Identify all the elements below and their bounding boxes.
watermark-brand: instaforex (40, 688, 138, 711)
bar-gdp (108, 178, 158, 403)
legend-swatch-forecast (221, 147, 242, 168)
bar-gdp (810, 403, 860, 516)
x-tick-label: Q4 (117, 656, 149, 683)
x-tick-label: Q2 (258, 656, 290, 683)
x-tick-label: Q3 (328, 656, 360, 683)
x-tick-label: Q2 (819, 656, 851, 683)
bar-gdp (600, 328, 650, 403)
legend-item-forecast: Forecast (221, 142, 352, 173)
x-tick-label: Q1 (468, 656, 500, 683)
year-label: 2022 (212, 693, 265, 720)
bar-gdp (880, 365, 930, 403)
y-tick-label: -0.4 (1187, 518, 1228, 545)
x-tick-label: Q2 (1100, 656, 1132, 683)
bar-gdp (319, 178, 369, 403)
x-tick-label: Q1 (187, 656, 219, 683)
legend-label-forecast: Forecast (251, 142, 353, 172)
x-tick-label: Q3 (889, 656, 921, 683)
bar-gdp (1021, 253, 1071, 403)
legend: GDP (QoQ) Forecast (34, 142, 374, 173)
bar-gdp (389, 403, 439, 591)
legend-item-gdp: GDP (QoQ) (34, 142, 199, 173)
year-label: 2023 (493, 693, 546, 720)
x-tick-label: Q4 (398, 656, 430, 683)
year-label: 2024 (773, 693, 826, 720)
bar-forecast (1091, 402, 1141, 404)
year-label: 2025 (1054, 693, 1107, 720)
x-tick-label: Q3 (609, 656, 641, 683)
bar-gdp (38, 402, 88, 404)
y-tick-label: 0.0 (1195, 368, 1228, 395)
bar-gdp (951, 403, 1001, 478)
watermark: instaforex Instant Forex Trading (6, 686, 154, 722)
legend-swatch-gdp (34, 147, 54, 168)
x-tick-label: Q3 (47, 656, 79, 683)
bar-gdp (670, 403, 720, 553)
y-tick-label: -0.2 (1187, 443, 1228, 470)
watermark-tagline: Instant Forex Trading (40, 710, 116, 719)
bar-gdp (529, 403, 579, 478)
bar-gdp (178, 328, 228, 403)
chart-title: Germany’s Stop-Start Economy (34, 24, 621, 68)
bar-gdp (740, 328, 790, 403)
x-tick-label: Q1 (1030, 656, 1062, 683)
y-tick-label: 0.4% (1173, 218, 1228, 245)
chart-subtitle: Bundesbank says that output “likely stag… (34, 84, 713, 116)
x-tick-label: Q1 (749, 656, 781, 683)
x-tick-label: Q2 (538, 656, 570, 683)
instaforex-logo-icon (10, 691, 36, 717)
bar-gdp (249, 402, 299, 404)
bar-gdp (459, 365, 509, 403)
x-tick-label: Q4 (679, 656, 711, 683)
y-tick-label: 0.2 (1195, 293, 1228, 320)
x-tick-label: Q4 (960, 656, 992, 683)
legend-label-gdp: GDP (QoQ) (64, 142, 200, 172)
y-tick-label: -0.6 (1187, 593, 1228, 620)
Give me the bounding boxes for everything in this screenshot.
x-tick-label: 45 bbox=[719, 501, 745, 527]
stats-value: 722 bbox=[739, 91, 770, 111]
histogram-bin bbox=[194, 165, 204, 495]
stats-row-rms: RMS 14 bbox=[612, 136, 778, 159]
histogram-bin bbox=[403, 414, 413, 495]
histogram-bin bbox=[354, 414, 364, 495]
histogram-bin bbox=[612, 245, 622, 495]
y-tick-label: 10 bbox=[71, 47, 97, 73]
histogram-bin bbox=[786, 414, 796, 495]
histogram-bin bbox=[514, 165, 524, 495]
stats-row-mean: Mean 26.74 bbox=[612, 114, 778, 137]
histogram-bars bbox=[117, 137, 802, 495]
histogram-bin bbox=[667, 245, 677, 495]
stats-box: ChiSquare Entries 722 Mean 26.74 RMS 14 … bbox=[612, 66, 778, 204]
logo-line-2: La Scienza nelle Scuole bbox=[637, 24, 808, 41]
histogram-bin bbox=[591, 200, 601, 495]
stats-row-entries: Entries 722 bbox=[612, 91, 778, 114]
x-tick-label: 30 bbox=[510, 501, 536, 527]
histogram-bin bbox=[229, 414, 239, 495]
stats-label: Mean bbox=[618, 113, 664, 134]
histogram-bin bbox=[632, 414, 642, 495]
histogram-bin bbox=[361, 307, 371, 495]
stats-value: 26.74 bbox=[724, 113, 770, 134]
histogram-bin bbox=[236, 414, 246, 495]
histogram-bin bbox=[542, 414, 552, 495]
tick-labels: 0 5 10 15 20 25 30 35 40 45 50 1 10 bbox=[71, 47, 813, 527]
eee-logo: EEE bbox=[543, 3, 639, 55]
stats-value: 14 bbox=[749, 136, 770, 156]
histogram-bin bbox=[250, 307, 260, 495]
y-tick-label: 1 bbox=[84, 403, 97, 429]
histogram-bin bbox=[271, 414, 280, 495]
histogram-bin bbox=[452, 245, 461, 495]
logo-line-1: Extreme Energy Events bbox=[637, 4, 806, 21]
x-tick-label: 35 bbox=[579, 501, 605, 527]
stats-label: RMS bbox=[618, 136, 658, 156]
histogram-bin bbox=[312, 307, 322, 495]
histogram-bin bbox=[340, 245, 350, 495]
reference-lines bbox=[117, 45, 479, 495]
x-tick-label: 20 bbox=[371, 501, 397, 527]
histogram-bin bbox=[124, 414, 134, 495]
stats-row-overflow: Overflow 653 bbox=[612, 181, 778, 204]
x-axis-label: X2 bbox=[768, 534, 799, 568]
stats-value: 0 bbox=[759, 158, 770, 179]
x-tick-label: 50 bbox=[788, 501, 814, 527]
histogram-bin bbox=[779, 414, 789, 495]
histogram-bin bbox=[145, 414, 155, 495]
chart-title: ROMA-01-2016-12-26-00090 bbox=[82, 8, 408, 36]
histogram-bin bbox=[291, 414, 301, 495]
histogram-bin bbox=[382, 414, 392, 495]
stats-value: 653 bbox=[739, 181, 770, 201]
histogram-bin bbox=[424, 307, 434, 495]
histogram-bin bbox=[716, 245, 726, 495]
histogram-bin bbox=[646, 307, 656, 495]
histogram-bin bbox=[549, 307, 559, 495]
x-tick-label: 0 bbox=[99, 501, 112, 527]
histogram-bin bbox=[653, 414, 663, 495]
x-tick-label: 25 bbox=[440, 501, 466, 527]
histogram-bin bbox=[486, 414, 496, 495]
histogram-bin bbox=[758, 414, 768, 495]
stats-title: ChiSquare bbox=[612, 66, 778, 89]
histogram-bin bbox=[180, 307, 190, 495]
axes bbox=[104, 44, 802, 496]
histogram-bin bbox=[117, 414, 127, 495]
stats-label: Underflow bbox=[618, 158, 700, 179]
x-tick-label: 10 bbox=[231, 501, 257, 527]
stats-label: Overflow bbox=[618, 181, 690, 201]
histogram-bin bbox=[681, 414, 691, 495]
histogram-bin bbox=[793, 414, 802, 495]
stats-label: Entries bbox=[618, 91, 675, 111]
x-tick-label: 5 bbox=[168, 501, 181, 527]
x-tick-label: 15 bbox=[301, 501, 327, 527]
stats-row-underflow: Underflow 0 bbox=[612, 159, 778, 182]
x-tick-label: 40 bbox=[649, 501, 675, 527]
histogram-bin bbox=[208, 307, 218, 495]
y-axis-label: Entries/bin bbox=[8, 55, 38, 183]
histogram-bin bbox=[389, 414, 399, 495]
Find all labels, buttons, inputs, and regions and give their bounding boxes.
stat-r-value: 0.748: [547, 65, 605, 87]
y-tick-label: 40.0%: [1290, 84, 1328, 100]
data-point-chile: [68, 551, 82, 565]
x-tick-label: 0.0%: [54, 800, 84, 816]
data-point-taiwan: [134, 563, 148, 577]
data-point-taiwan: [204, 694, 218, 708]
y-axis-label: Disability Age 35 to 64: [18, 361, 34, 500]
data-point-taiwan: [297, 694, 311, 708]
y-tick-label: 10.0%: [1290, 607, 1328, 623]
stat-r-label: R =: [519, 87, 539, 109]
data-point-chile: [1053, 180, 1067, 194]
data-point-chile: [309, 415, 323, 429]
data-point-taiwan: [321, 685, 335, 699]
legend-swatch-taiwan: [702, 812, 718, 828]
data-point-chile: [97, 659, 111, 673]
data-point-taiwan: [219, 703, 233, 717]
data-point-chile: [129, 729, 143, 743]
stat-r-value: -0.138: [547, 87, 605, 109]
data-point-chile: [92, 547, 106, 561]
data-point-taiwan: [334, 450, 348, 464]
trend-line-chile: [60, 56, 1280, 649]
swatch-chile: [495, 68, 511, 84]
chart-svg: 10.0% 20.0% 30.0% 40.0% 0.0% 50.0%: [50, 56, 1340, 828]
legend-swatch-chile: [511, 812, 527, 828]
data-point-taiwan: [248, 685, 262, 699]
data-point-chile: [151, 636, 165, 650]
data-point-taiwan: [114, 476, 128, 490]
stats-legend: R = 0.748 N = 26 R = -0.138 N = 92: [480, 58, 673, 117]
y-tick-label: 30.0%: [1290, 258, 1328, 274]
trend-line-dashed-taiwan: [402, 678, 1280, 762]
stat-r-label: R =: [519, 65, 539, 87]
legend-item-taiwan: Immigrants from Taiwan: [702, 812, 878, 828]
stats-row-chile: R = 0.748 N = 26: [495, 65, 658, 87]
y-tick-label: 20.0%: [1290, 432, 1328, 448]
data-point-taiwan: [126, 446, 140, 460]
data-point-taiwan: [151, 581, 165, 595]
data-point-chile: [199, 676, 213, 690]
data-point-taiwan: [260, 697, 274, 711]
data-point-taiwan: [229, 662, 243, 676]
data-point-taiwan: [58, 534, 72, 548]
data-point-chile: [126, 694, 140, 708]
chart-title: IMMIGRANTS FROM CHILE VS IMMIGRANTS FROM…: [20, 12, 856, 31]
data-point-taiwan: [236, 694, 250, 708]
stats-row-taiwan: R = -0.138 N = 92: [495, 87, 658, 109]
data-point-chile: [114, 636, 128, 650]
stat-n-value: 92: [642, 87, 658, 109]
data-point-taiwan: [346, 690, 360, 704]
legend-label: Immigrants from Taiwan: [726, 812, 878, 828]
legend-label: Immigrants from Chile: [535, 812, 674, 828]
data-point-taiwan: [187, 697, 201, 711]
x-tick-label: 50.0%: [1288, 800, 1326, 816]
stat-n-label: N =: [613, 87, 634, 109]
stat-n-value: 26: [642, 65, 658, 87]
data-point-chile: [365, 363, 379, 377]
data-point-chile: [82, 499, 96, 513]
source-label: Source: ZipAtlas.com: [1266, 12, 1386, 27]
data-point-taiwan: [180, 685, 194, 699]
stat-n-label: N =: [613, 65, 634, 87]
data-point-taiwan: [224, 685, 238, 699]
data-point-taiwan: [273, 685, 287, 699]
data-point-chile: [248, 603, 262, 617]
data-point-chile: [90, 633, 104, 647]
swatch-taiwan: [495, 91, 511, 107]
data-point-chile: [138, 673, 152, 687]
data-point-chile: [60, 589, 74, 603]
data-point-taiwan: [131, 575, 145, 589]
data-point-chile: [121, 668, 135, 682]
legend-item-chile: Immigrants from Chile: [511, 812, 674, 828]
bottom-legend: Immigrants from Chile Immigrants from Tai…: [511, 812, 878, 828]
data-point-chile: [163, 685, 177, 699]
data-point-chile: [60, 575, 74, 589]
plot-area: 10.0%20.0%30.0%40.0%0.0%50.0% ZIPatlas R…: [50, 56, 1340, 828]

* * *

PROBLEM REQUIREMENTS: Copy the lines of the records word for word, from the first line of the records through the line that contains "bar-gdp (670, 403, 720, 553)", including both.

ANSWER TO THE TASK:
Identify all the elements below and their bounding boxes.
watermark-brand: instaforex (40, 688, 138, 711)
bar-gdp (108, 178, 158, 403)
legend-swatch-forecast (221, 147, 242, 168)
bar-gdp (810, 403, 860, 516)
x-tick-label: Q4 (117, 656, 149, 683)
x-tick-label: Q2 (258, 656, 290, 683)
x-tick-label: Q3 (328, 656, 360, 683)
x-tick-label: Q2 (819, 656, 851, 683)
bar-gdp (600, 328, 650, 403)
legend-item-forecast: Forecast (221, 142, 352, 173)
x-tick-label: Q1 (468, 656, 500, 683)
year-label: 2022 (212, 693, 265, 720)
bar-gdp (880, 365, 930, 403)
y-tick-label: -0.4 (1187, 518, 1228, 545)
x-tick-label: Q2 (1100, 656, 1132, 683)
bar-gdp (319, 178, 369, 403)
x-tick-label: Q1 (187, 656, 219, 683)
legend-label-forecast: Forecast (251, 142, 353, 172)
x-tick-label: Q3 (889, 656, 921, 683)
bar-gdp (1021, 253, 1071, 403)
legend: GDP (QoQ) Forecast (34, 142, 374, 173)
bar-gdp (389, 403, 439, 591)
legend-item-gdp: GDP (QoQ) (34, 142, 199, 173)
year-label: 2023 (493, 693, 546, 720)
x-tick-label: Q4 (398, 656, 430, 683)
year-label: 2024 (773, 693, 826, 720)
bar-forecast (1091, 402, 1141, 404)
year-label: 2025 (1054, 693, 1107, 720)
x-tick-label: Q3 (609, 656, 641, 683)
bar-gdp (38, 402, 88, 404)
y-tick-label: 0.0 (1195, 368, 1228, 395)
bar-gdp (951, 403, 1001, 478)
watermark: instaforex Instant Forex Trading (6, 686, 154, 722)
legend-swatch-gdp (34, 147, 54, 168)
x-tick-label: Q3 (47, 656, 79, 683)
bar-gdp (670, 403, 720, 553)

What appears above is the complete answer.